Task to complete: Each line below should be reproduced without any alteration.

:: Dataset rows

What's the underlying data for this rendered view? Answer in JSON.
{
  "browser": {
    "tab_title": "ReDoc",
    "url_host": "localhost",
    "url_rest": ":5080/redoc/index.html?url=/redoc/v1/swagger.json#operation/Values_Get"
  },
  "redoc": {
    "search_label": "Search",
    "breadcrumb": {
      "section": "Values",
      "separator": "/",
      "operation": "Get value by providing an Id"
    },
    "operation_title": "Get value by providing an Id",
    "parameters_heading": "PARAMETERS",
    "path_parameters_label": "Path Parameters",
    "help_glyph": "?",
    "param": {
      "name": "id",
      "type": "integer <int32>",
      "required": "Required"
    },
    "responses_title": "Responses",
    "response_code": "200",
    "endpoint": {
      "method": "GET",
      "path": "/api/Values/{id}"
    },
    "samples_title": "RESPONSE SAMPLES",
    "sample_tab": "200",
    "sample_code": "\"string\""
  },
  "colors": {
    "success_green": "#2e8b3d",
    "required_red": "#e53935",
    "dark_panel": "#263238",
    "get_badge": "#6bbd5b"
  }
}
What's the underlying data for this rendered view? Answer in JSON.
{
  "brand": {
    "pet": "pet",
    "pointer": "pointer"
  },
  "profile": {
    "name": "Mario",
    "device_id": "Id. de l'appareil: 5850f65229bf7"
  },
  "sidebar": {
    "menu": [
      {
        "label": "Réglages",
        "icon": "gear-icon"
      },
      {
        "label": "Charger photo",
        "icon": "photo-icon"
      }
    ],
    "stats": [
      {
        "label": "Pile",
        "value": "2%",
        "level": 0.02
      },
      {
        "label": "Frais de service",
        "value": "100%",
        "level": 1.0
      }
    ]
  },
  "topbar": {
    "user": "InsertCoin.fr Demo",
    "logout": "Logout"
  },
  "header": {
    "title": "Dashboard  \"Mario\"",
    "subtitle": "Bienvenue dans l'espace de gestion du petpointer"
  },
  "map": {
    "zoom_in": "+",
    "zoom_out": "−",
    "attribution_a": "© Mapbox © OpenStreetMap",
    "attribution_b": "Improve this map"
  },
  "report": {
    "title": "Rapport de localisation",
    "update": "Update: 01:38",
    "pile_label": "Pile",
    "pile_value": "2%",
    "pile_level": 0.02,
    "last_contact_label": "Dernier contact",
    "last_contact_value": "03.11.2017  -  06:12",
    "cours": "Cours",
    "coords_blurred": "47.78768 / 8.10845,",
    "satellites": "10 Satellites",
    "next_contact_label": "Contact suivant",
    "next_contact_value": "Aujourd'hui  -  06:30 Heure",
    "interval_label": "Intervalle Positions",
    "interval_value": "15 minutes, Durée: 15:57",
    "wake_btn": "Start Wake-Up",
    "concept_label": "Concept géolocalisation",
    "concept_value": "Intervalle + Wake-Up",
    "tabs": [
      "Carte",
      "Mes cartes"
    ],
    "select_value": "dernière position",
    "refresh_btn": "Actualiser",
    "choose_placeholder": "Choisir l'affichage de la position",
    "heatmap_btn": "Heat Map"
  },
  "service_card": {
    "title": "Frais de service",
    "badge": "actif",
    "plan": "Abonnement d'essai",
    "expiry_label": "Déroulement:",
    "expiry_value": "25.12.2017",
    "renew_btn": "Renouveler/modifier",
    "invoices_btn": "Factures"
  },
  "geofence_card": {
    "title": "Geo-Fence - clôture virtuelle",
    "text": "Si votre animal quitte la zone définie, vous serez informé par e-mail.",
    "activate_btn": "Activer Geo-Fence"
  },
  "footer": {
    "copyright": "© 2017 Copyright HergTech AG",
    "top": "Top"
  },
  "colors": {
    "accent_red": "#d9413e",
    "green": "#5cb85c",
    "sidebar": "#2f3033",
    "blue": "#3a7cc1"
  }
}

::::

The solution:
What's the underlying data for this rendered view? Answer in JSON.
{
  "browser": {
    "tab_title": "ReDoc",
    "url_host": "localhost",
    "url_rest": ":5080/redoc/index.html?url=/redoc/v1/swagger.json#operation/Values_Get"
  },
  "redoc": {
    "search_label": "Search",
    "breadcrumb": {
      "section": "Values",
      "separator": "/",
      "operation": "Get value by providing an Id"
    },
    "operation_title": "Get value by providing an Id",
    "parameters_heading": "PARAMETERS",
    "path_parameters_label": "Path Parameters",
    "help_glyph": "?",
    "param": {
      "name": "id",
      "type": "integer <int32>",
      "required": "Required"
    },
    "responses_title": "Responses",
    "response_code": "200",
    "endpoint": {
      "method": "GET",
      "path": "/api/Values/{id}"
    },
    "samples_title": "RESPONSE SAMPLES",
    "sample_tab": "200",
    "sample_code": "\"string\""
  },
  "colors": {
    "success_green": "#2e8b3d",
    "required_red": "#e53935",
    "dark_panel": "#263238",
    "get_badge": "#6bbd5b"
  }
}
What's the underlying data for this rendered view? Answer in JSON.
{
  "brand": {
    "pet": "pet",
    "pointer": "pointer"
  },
  "profile": {
    "name": "Mario",
    "device_id": "Id. de l'appareil: 5850f65229bf7"
  },
  "sidebar": {
    "menu": [
      {
        "label": "Réglages",
        "icon": "gear-icon"
      },
      {
        "label": "Charger photo",
        "icon": "photo-icon"
      }
    ],
    "stats": [
      {
        "label": "Pile",
        "value": "2%",
        "level": 0.02
      },
      {
        "label": "Frais de service",
        "value": "100%",
        "level": 1.0
      }
    ]
  },
  "topbar": {
    "user": "InsertCoin.fr Demo",
    "logout": "Logout"
  },
  "header": {
    "title": "Dashboard  \"Mario\"",
    "subtitle": "Bienvenue dans l'espace de gestion du petpointer"
  },
  "map": {
    "zoom_in": "+",
    "zoom_out": "−",
    "attribution_a": "© Mapbox © OpenStreetMap",
    "attribution_b": "Improve this map"
  },
  "report": {
    "title": "Rapport de localisation",
    "update": "Update: 01:38",
    "pile_label": "Pile",
    "pile_value": "2%",
    "pile_level": 0.02,
    "last_contact_label": "Dernier contact",
    "last_contact_value": "03.11.2017  -  06:12",
    "cours": "Cours",
    "coords_blurred": "47.78768 / 8.10845,",
    "satellites": "10 Satellites",
    "next_contact_label": "Contact suivant",
    "next_contact_value": "Aujourd'hui  -  06:30 Heure",
    "interval_label": "Intervalle Positions",
    "interval_value": "15 minutes, Durée: 15:57",
    "wake_btn": "Start Wake-Up",
    "concept_label": "Concept géolocalisation",
    "concept_value": "Intervalle + Wake-Up",
    "tabs": [
      "Carte",
      "Mes cartes"
    ],
    "select_value": "dernière position",
    "refresh_btn": "Actualiser",
    "choose_placeholder": "Choisir l'affichage de la position",
    "heatmap_btn": "Heat Map"
  },
  "service_card": {
    "title": "Frais de service",
    "badge": "actif",
    "plan": "Abonnement d'essai",
    "expiry_label": "Déroulement:",
    "expiry_value": "25.12.2017",
    "renew_btn": "Renouveler/modifier",
    "invoices_btn": "Factures"
  },
  "geofence_card": {
    "title": "Geo-Fence - clôture virtuelle",
    "text": "Si votre animal quitte la zone définie, vous serez informé par e-mail.",
    "activate_btn": "Activer Geo-Fence"
  },
  "footer": {
    "copyright": "© 2017 Copyright HergTech AG",
    "top": "Top"
  },
  "colors": {
    "accent_red": "#d9413e",
    "green": "#5cb85c",
    "sidebar": "#2f3033",
    "blue": "#3a7cc1"
  }
}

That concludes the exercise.